## Records supplied
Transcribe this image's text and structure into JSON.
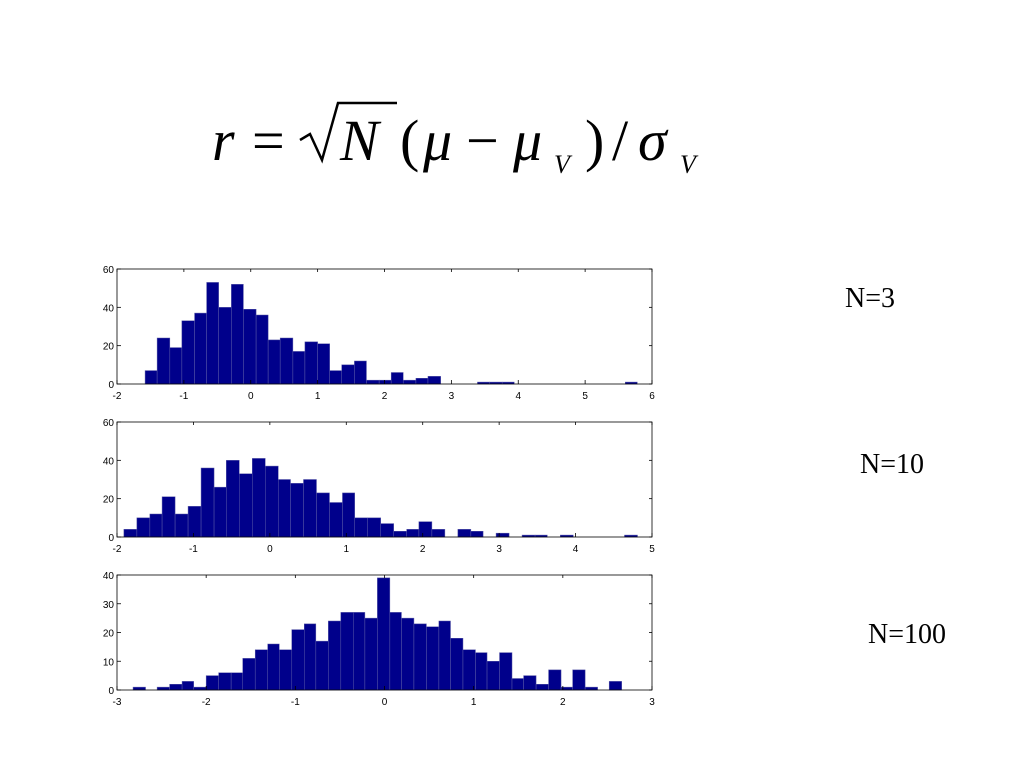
{
  "formula": [
    "r",
    "=",
    "N",
    "(",
    "μ",
    "−",
    "μ",
    "V",
    ")",
    "/",
    "σ",
    "V"
  ],
  "chart_data": [
    {
      "type": "histogram",
      "annotation": "N=3",
      "color": "#00008b",
      "bins": [
        -1.58,
        -1.4,
        -1.21,
        -1.03,
        -0.84,
        -0.66,
        -0.48,
        -0.29,
        -0.11,
        0.08,
        0.26,
        0.44,
        0.63,
        0.81,
        1.0,
        1.18,
        1.36,
        1.55,
        1.73,
        1.92,
        2.1,
        2.28,
        2.47,
        2.65,
        2.84,
        3.02,
        3.2,
        3.39,
        3.57,
        3.76,
        3.94,
        4.12,
        4.31,
        4.49,
        4.68,
        4.86,
        5.04,
        5.23,
        5.41,
        5.6,
        5.78
      ],
      "values": [
        7,
        24,
        19,
        33,
        37,
        53,
        40,
        52,
        39,
        36,
        23,
        24,
        17,
        22,
        21,
        7,
        10,
        12,
        2,
        2,
        6,
        2,
        3,
        4,
        0,
        0,
        0,
        1,
        1,
        1,
        0,
        0,
        0,
        0,
        0,
        0,
        0,
        0,
        0,
        1
      ],
      "xlim": [
        -2,
        6
      ],
      "xticks": [
        -2,
        -1,
        0,
        1,
        2,
        3,
        4,
        5,
        6
      ],
      "ylim": [
        0,
        60
      ],
      "yticks": [
        0,
        20,
        40,
        60
      ]
    },
    {
      "type": "histogram",
      "annotation": "N=10",
      "color": "#00008b",
      "bins": [
        -1.91,
        -1.74,
        -1.57,
        -1.41,
        -1.24,
        -1.07,
        -0.9,
        -0.73,
        -0.57,
        -0.4,
        -0.23,
        -0.06,
        0.11,
        0.27,
        0.44,
        0.61,
        0.78,
        0.95,
        1.11,
        1.28,
        1.45,
        1.62,
        1.79,
        1.95,
        2.12,
        2.29,
        2.46,
        2.63,
        2.79,
        2.96,
        3.13,
        3.3,
        3.47,
        3.63,
        3.8,
        3.97,
        4.14,
        4.31,
        4.47,
        4.64,
        4.81
      ],
      "values": [
        4,
        10,
        12,
        21,
        12,
        16,
        36,
        26,
        40,
        33,
        41,
        37,
        30,
        28,
        30,
        23,
        18,
        23,
        10,
        10,
        7,
        3,
        4,
        8,
        4,
        0,
        4,
        3,
        0,
        2,
        0,
        1,
        1,
        0,
        1,
        0,
        0,
        0,
        0,
        1
      ],
      "xlim": [
        -2,
        5
      ],
      "xticks": [
        -2,
        -1,
        0,
        1,
        2,
        3,
        4,
        5
      ],
      "ylim": [
        0,
        60
      ],
      "yticks": [
        0,
        20,
        40,
        60
      ]
    },
    {
      "type": "histogram",
      "annotation": "N=100",
      "color": "#00008b",
      "bins": [
        -2.82,
        -2.68,
        -2.55,
        -2.41,
        -2.27,
        -2.14,
        -2.0,
        -1.86,
        -1.72,
        -1.59,
        -1.45,
        -1.31,
        -1.18,
        -1.04,
        -0.9,
        -0.77,
        -0.63,
        -0.49,
        -0.35,
        -0.22,
        -0.08,
        0.06,
        0.19,
        0.33,
        0.47,
        0.61,
        0.74,
        0.88,
        1.02,
        1.15,
        1.29,
        1.43,
        1.56,
        1.7,
        1.84,
        1.98,
        2.11,
        2.25,
        2.39,
        2.52,
        2.66
      ],
      "values": [
        1,
        0,
        1,
        2,
        3,
        1,
        5,
        6,
        6,
        11,
        14,
        16,
        14,
        21,
        23,
        17,
        24,
        27,
        27,
        25,
        39,
        27,
        25,
        23,
        22,
        24,
        18,
        14,
        13,
        10,
        13,
        4,
        5,
        2,
        7,
        1,
        7,
        1,
        0,
        3
      ],
      "xlim": [
        -3,
        3
      ],
      "xticks": [
        -3,
        -2,
        -1,
        0,
        1,
        2,
        3
      ],
      "ylim": [
        0,
        40
      ],
      "yticks": [
        0,
        10,
        20,
        30,
        40
      ]
    }
  ]
}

## Exercise directions
Reproduce the material in full, word for word, and omit the pictures.

## Reply
Transcribe this image's text and structure into JSON.
{
  "formula": [
    "r",
    "=",
    "N",
    "(",
    "μ",
    "−",
    "μ",
    "V",
    ")",
    "/",
    "σ",
    "V"
  ],
  "chart_data": [
    {
      "type": "histogram",
      "annotation": "N=3",
      "color": "#00008b",
      "bins": [
        -1.58,
        -1.4,
        -1.21,
        -1.03,
        -0.84,
        -0.66,
        -0.48,
        -0.29,
        -0.11,
        0.08,
        0.26,
        0.44,
        0.63,
        0.81,
        1.0,
        1.18,
        1.36,
        1.55,
        1.73,
        1.92,
        2.1,
        2.28,
        2.47,
        2.65,
        2.84,
        3.02,
        3.2,
        3.39,
        3.57,
        3.76,
        3.94,
        4.12,
        4.31,
        4.49,
        4.68,
        4.86,
        5.04,
        5.23,
        5.41,
        5.6,
        5.78
      ],
      "values": [
        7,
        24,
        19,
        33,
        37,
        53,
        40,
        52,
        39,
        36,
        23,
        24,
        17,
        22,
        21,
        7,
        10,
        12,
        2,
        2,
        6,
        2,
        3,
        4,
        0,
        0,
        0,
        1,
        1,
        1,
        0,
        0,
        0,
        0,
        0,
        0,
        0,
        0,
        0,
        1
      ],
      "xlim": [
        -2,
        6
      ],
      "xticks": [
        -2,
        -1,
        0,
        1,
        2,
        3,
        4,
        5,
        6
      ],
      "ylim": [
        0,
        60
      ],
      "yticks": [
        0,
        20,
        40,
        60
      ]
    },
    {
      "type": "histogram",
      "annotation": "N=10",
      "color": "#00008b",
      "bins": [
        -1.91,
        -1.74,
        -1.57,
        -1.41,
        -1.24,
        -1.07,
        -0.9,
        -0.73,
        -0.57,
        -0.4,
        -0.23,
        -0.06,
        0.11,
        0.27,
        0.44,
        0.61,
        0.78,
        0.95,
        1.11,
        1.28,
        1.45,
        1.62,
        1.79,
        1.95,
        2.12,
        2.29,
        2.46,
        2.63,
        2.79,
        2.96,
        3.13,
        3.3,
        3.47,
        3.63,
        3.8,
        3.97,
        4.14,
        4.31,
        4.47,
        4.64,
        4.81
      ],
      "values": [
        4,
        10,
        12,
        21,
        12,
        16,
        36,
        26,
        40,
        33,
        41,
        37,
        30,
        28,
        30,
        23,
        18,
        23,
        10,
        10,
        7,
        3,
        4,
        8,
        4,
        0,
        4,
        3,
        0,
        2,
        0,
        1,
        1,
        0,
        1,
        0,
        0,
        0,
        0,
        1
      ],
      "xlim": [
        -2,
        5
      ],
      "xticks": [
        -2,
        -1,
        0,
        1,
        2,
        3,
        4,
        5
      ],
      "ylim": [
        0,
        60
      ],
      "yticks": [
        0,
        20,
        40,
        60
      ]
    },
    {
      "type": "histogram",
      "annotation": "N=100",
      "color": "#00008b",
      "bins": [
        -2.82,
        -2.68,
        -2.55,
        -2.41,
        -2.27,
        -2.14,
        -2.0,
        -1.86,
        -1.72,
        -1.59,
        -1.45,
        -1.31,
        -1.18,
        -1.04,
        -0.9,
        -0.77,
        -0.63,
        -0.49,
        -0.35,
        -0.22,
        -0.08,
        0.06,
        0.19,
        0.33,
        0.47,
        0.61,
        0.74,
        0.88,
        1.02,
        1.15,
        1.29,
        1.43,
        1.56,
        1.7,
        1.84,
        1.98,
        2.11,
        2.25,
        2.39,
        2.52,
        2.66
      ],
      "values": [
        1,
        0,
        1,
        2,
        3,
        1,
        5,
        6,
        6,
        11,
        14,
        16,
        14,
        21,
        23,
        17,
        24,
        27,
        27,
        25,
        39,
        27,
        25,
        23,
        22,
        24,
        18,
        14,
        13,
        10,
        13,
        4,
        5,
        2,
        7,
        1,
        7,
        1,
        0,
        3
      ],
      "xlim": [
        -3,
        3
      ],
      "xticks": [
        -3,
        -2,
        -1,
        0,
        1,
        2,
        3
      ],
      "ylim": [
        0,
        40
      ],
      "yticks": [
        0,
        10,
        20,
        30,
        40
      ]
    }
  ]
}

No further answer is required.